-- Start Material shown --

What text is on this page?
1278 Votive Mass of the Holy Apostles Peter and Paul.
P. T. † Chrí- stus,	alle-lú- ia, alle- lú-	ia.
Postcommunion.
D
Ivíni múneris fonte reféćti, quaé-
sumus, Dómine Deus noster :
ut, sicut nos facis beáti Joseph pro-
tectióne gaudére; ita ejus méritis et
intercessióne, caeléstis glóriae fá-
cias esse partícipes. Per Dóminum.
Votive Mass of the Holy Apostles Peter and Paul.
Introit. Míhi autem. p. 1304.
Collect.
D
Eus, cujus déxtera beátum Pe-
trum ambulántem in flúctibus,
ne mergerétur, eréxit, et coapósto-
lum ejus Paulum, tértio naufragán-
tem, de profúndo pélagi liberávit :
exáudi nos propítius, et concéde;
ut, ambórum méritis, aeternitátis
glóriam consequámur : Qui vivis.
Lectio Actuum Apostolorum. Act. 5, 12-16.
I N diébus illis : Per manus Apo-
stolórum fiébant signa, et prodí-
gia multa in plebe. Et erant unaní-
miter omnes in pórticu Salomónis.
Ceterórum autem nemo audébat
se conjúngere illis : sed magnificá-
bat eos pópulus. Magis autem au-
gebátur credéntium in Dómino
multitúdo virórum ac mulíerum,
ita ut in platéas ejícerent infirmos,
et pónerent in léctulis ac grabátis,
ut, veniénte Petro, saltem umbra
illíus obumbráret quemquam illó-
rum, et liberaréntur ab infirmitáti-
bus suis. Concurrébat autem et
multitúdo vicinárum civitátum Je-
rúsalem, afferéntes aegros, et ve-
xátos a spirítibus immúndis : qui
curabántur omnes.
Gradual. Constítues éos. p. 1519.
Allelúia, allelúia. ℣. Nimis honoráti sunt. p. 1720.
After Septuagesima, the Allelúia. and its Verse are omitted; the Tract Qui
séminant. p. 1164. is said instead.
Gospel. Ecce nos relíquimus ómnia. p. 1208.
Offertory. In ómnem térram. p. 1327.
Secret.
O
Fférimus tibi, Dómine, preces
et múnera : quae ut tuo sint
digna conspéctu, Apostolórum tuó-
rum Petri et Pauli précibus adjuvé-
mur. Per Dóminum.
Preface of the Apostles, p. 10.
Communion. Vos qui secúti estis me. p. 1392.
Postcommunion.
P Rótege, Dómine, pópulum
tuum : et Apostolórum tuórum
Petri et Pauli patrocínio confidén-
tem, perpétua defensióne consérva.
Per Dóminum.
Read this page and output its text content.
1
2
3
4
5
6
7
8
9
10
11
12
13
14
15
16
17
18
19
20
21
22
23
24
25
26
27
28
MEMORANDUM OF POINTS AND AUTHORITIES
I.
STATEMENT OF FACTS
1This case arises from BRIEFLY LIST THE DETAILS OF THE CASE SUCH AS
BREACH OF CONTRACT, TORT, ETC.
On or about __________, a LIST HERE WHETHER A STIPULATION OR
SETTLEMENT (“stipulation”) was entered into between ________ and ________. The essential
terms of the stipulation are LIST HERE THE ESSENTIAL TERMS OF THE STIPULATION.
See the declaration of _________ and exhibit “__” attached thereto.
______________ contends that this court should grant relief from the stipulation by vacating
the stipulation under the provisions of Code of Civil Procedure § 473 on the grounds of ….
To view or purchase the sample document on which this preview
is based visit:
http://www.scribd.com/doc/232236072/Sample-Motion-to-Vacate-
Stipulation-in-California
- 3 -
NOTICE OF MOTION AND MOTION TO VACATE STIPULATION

-- End Material shown --

▶ Given request:
Copy out all lines from the material above that contain the string "Peter".

▶ Task output:
1278 Votive Mass of the Holy Apostles Peter and Paul.
Votive Mass of the Holy Apostles Peter and Paul.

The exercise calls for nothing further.